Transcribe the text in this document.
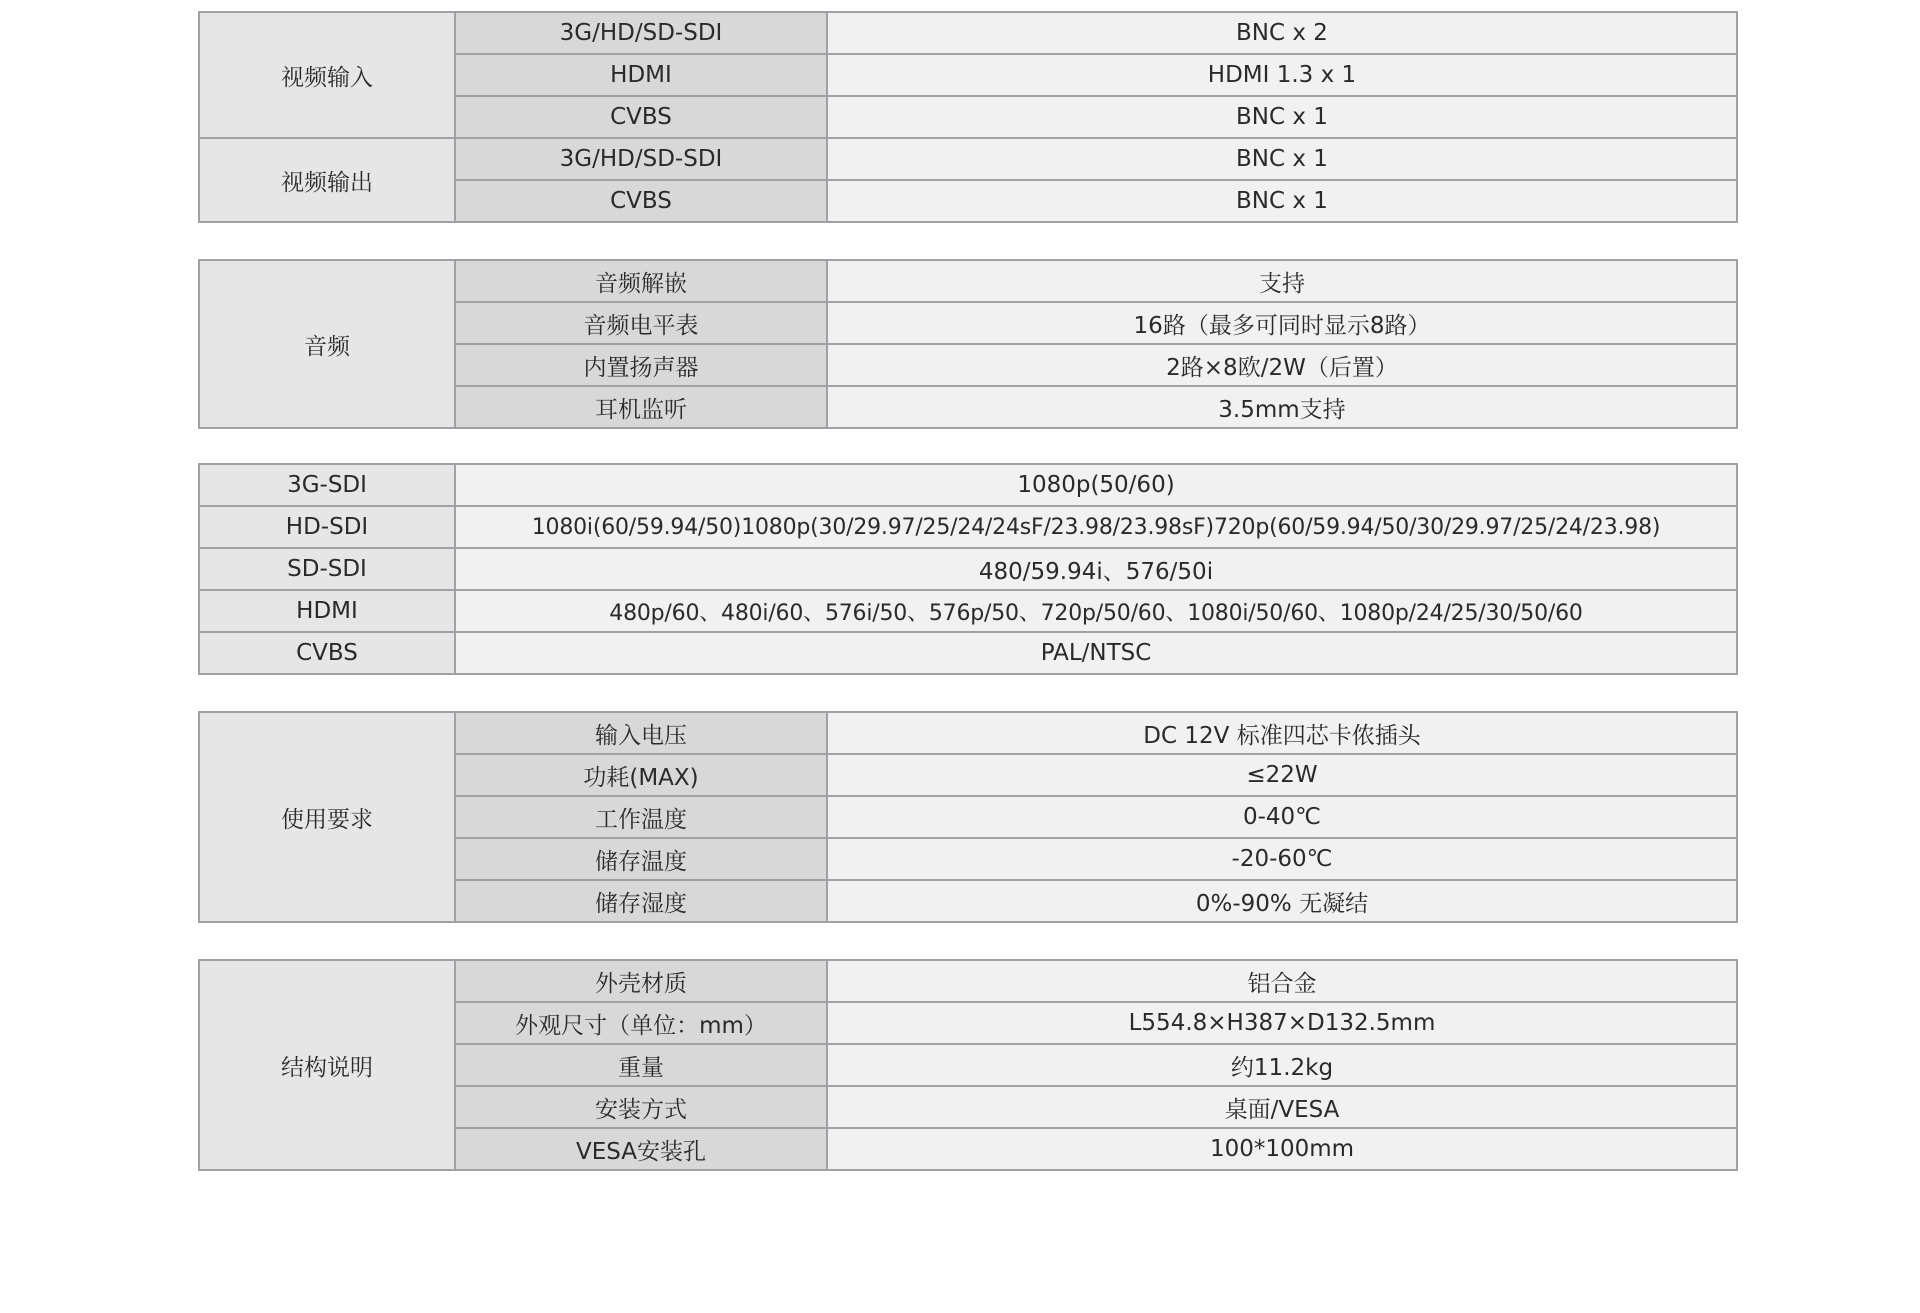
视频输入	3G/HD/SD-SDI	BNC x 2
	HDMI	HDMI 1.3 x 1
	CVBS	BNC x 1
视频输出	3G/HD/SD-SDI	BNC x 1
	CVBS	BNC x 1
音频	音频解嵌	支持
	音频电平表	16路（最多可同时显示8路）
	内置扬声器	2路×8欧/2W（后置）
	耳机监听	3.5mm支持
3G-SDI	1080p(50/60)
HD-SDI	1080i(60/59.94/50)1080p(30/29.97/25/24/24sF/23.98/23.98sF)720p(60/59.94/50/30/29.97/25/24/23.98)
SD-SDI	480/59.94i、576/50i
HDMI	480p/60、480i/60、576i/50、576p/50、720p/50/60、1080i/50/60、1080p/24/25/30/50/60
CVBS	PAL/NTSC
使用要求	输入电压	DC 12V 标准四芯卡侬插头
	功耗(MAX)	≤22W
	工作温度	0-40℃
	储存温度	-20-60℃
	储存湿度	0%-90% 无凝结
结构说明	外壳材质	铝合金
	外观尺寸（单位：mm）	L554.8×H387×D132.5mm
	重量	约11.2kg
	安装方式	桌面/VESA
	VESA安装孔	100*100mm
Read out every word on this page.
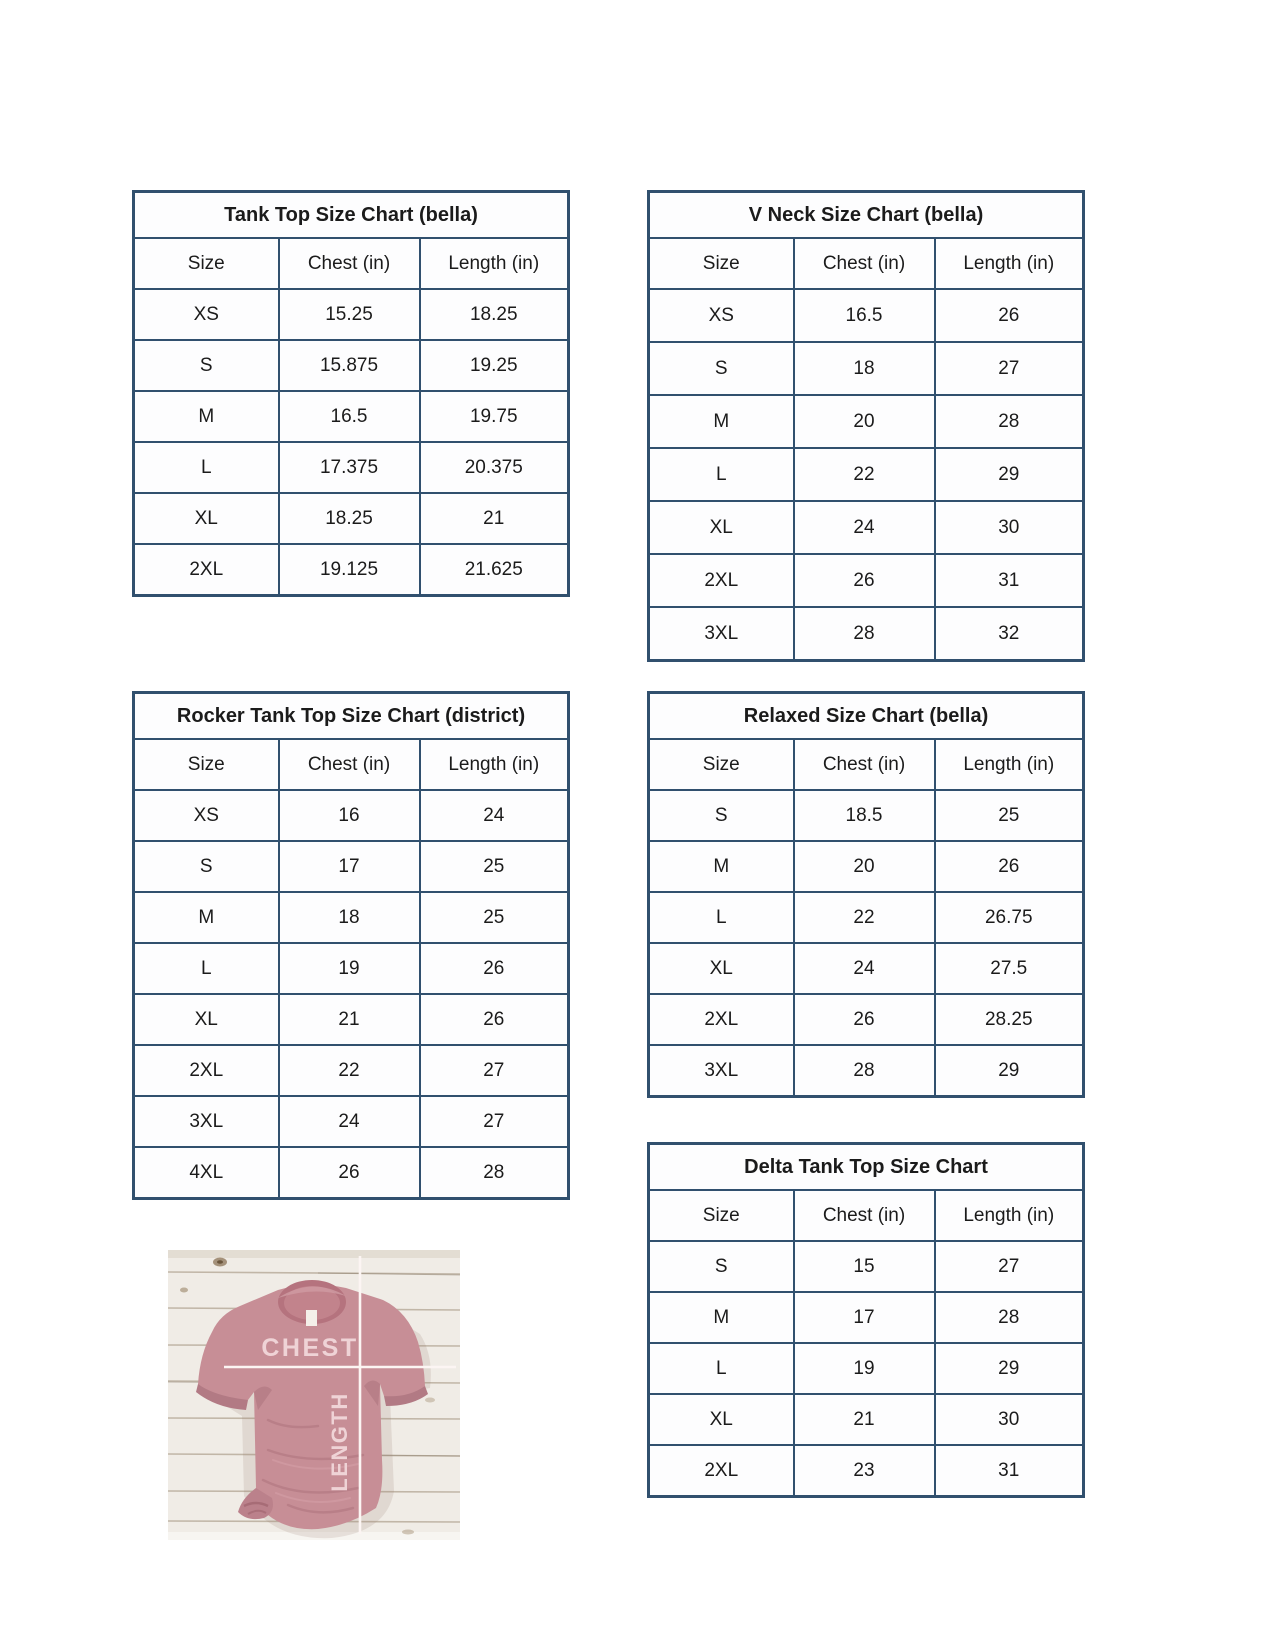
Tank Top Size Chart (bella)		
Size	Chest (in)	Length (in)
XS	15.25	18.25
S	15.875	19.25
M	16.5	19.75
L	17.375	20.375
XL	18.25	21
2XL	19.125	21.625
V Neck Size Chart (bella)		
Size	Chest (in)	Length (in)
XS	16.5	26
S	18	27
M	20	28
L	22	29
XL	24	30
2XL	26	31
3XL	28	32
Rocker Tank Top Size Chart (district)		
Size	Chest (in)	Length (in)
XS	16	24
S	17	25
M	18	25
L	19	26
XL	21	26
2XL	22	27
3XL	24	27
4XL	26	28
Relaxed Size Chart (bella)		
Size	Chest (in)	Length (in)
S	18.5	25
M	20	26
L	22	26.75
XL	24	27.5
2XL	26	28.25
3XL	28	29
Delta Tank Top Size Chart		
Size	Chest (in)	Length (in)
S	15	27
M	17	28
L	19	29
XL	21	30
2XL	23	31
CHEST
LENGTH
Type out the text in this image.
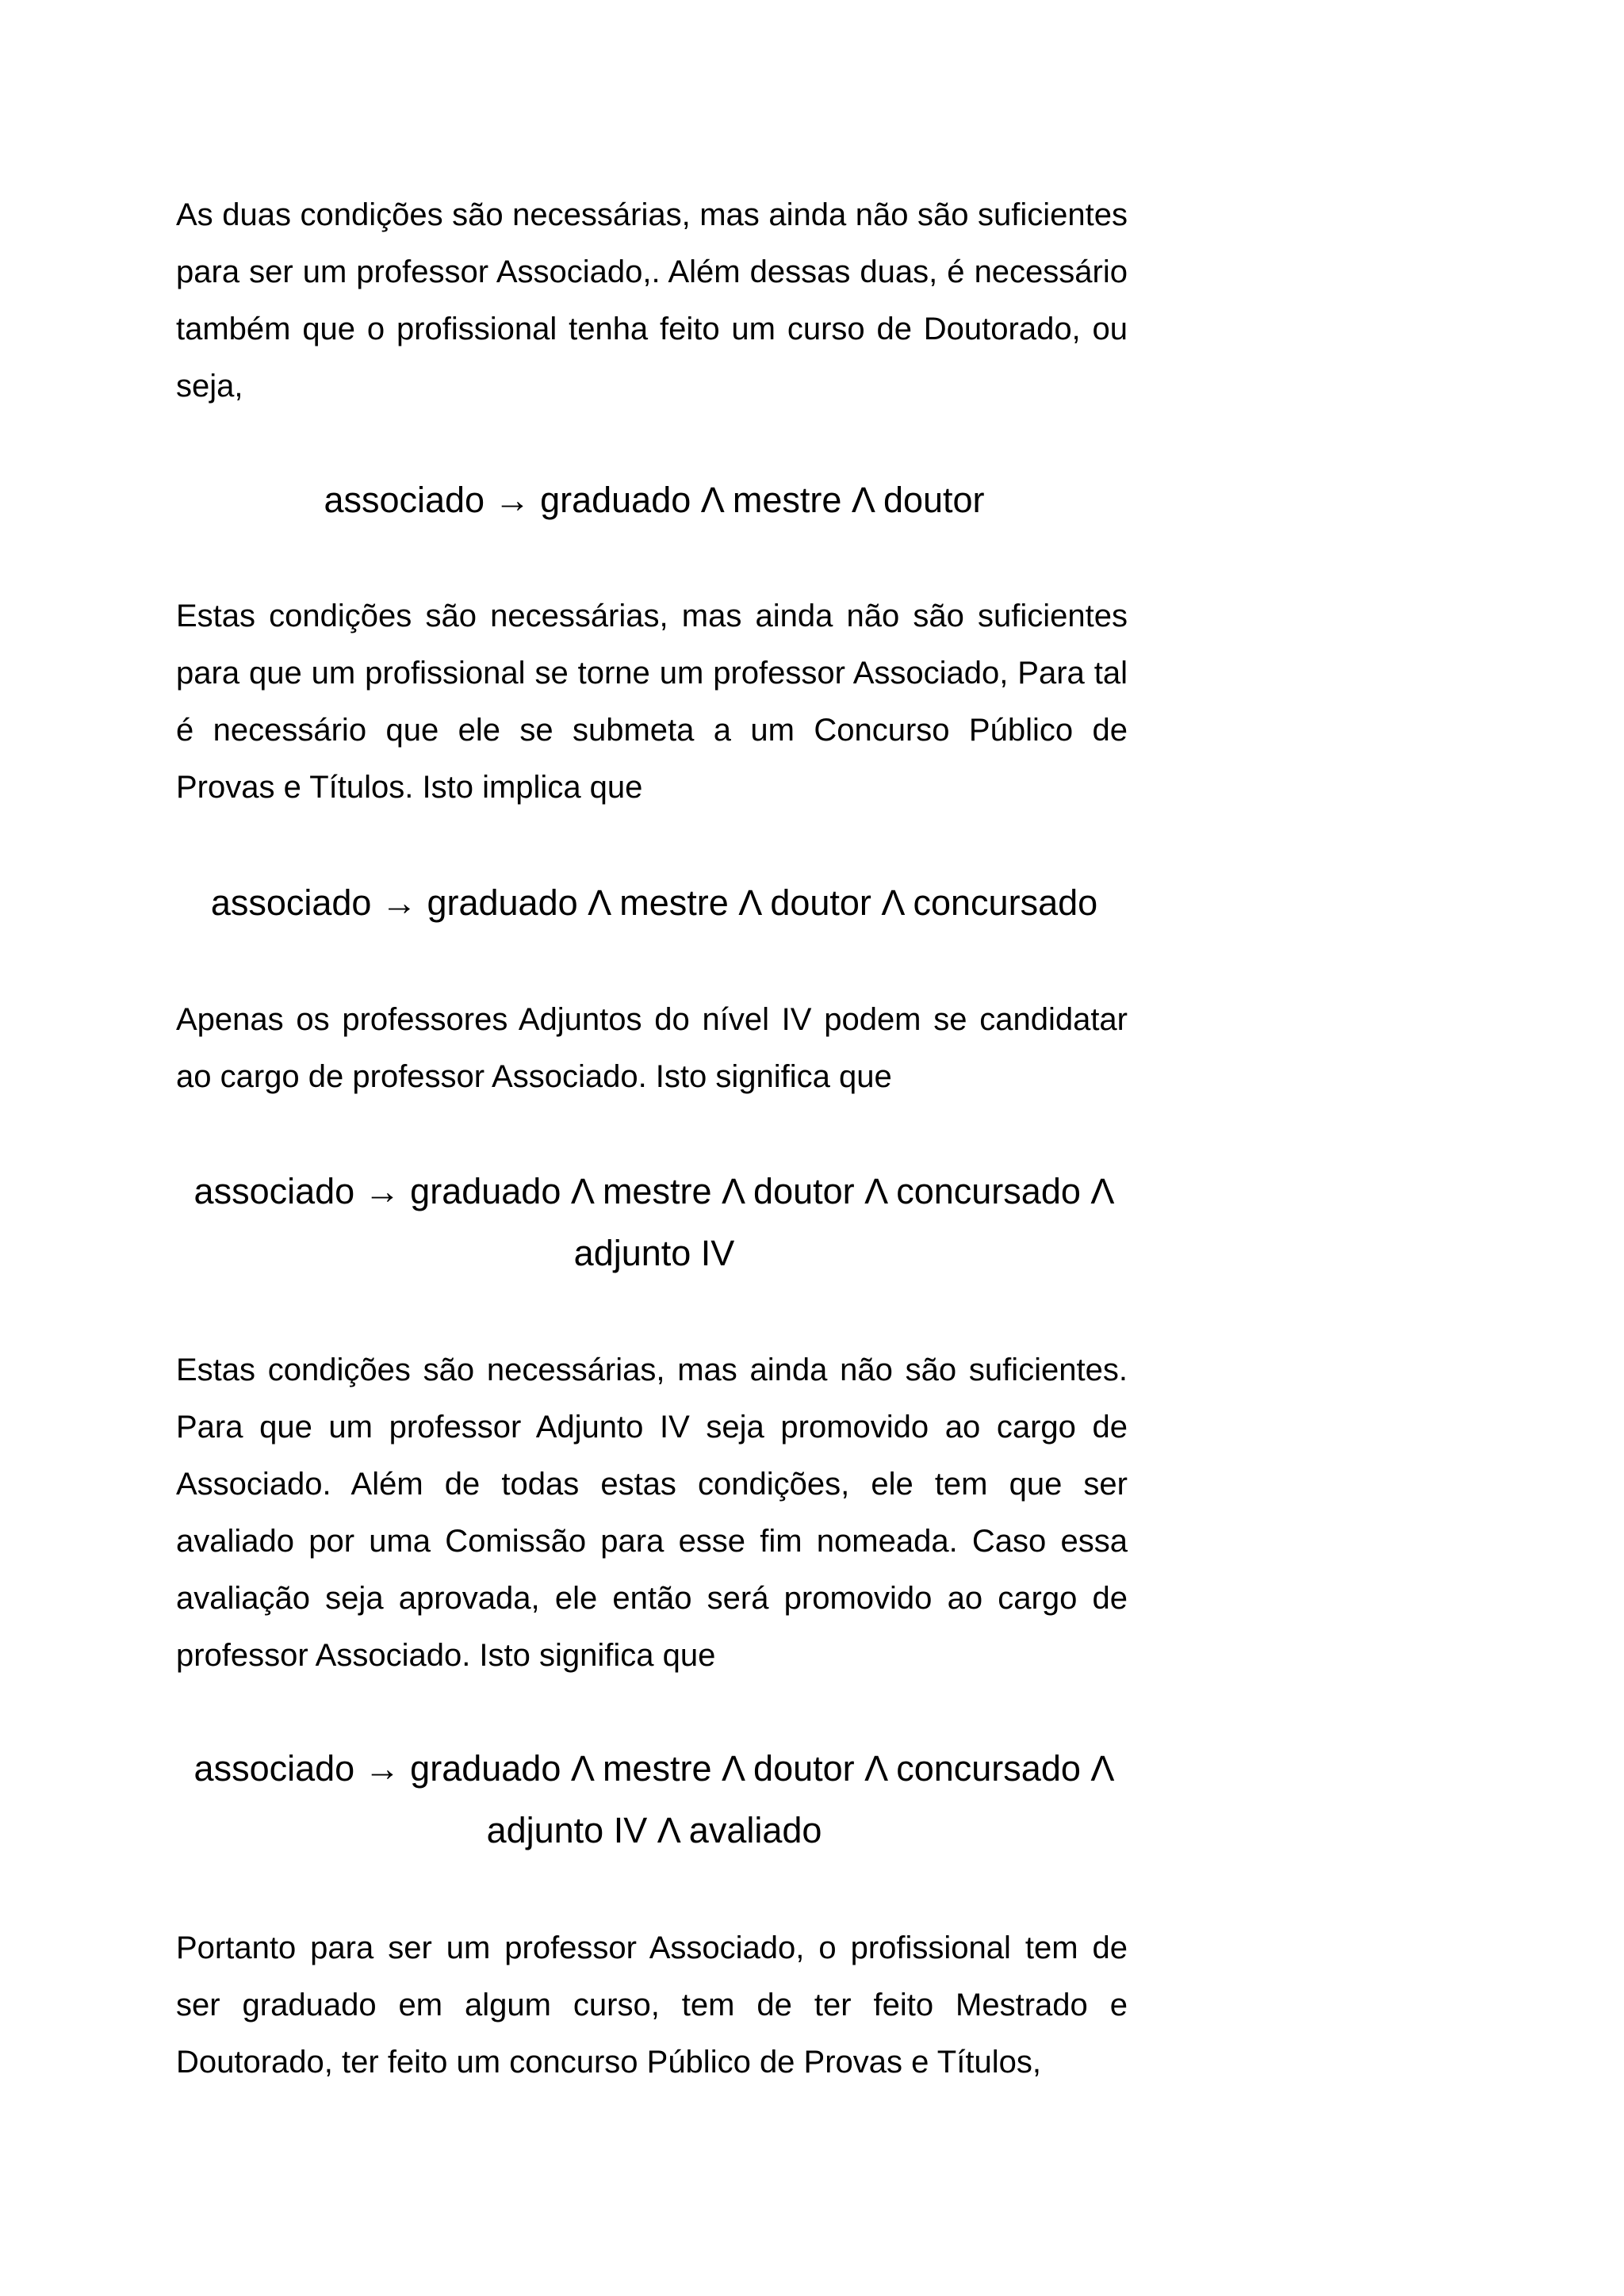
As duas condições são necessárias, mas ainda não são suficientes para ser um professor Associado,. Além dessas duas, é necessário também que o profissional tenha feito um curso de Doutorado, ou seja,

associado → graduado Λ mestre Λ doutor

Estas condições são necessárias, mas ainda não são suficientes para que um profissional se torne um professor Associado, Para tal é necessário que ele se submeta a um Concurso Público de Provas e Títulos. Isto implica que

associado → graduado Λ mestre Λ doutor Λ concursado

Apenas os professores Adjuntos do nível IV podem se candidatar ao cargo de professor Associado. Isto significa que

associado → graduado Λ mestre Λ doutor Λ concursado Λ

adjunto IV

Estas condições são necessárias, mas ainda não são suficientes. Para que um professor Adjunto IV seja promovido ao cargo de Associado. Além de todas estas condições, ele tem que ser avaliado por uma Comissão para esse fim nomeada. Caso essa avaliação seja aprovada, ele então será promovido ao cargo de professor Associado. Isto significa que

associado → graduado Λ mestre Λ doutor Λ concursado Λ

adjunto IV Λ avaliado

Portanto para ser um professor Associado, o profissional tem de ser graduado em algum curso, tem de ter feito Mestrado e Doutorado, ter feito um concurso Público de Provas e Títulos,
■ ■ ■ ■ ■
Every line of the data above should be quoted exactly. Omit the pictures.

Task answer:
Transcribe the text in this document.
视频输入	3G/HD/SD-SDI	BNC x 2
	HDMI	HDMI 1.3 x 1
	CVBS	BNC x 1
视频输出	3G/HD/SD-SDI	BNC x 1
	CVBS	BNC x 1
音频	音频解嵌	支持
	音频电平表	16路（最多可同时显示8路）
	内置扬声器	2路×8欧/2W（后置）
	耳机监听	3.5mm支持
3G-SDI	1080p(50/60)
HD-SDI	1080i(60/59.94/50)1080p(30/29.97/25/24/24sF/23.98/23.98sF)720p(60/59.94/50/30/29.97/25/24/23.98)
SD-SDI	480/59.94i、576/50i
HDMI	480p/60、480i/60、576i/50、576p/50、720p/50/60、1080i/50/60、1080p/24/25/30/50/60
CVBS	PAL/NTSC
使用要求	输入电压	DC 12V 标准四芯卡侬插头
	功耗(MAX)	≤22W
	工作温度	0-40℃
	储存温度	-20-60℃
	储存湿度	0%-90% 无凝结
结构说明	外壳材质	铝合金
	外观尺寸（单位：mm）	L554.8×H387×D132.5mm
	重量	约11.2kg
	安装方式	桌面/VESA
	VESA安装孔	100*100mm
Read out every word on this page.
Tank Top Size Chart (bella)		
Size	Chest (in)	Length (in)
XS	15.25	18.25
S	15.875	19.25
M	16.5	19.75
L	17.375	20.375
XL	18.25	21
2XL	19.125	21.625
V Neck Size Chart (bella)		
Size	Chest (in)	Length (in)
XS	16.5	26
S	18	27
M	20	28
L	22	29
XL	24	30
2XL	26	31
3XL	28	32
Rocker Tank Top Size Chart (district)		
Size	Chest (in)	Length (in)
XS	16	24
S	17	25
M	18	25
L	19	26
XL	21	26
2XL	22	27
3XL	24	27
4XL	26	28
Relaxed Size Chart (bella)		
Size	Chest (in)	Length (in)
S	18.5	25
M	20	26
L	22	26.75
XL	24	27.5
2XL	26	28.25
3XL	28	29
Delta Tank Top Size Chart		
Size	Chest (in)	Length (in)
S	15	27
M	17	28
L	19	29
XL	21	30
2XL	23	31
CHEST
LENGTH
Type out the text in this image.
As duas condições são necessárias, mas ainda não são suficientes para ser um professor Associado,. Além dessas duas, é necessário também que o profissional tenha feito um curso de Doutorado, ou seja,

associado → graduado Λ mestre Λ doutor

Estas condições são necessárias, mas ainda não são suficientes para que um profissional se torne um professor Associado, Para tal é necessário que ele se submeta a um Concurso Público de Provas e Títulos. Isto implica que

associado → graduado Λ mestre Λ doutor Λ concursado

Apenas os professores Adjuntos do nível IV podem se candidatar ao cargo de professor Associado. Isto significa que

associado → graduado Λ mestre Λ doutor Λ concursado Λ

adjunto IV

Estas condições são necessárias, mas ainda não são suficientes. Para que um professor Adjunto IV seja promovido ao cargo de Associado. Além de todas estas condições, ele tem que ser avaliado por uma Comissão para esse fim nomeada. Caso essa avaliação seja aprovada, ele então será promovido ao cargo de professor Associado. Isto significa que

associado → graduado Λ mestre Λ doutor Λ concursado Λ

adjunto IV Λ avaliado

Portanto para ser um professor Associado, o profissional tem de ser graduado em algum curso, tem de ter feito Mestrado e Doutorado, ter feito um concurso Público de Provas e Títulos,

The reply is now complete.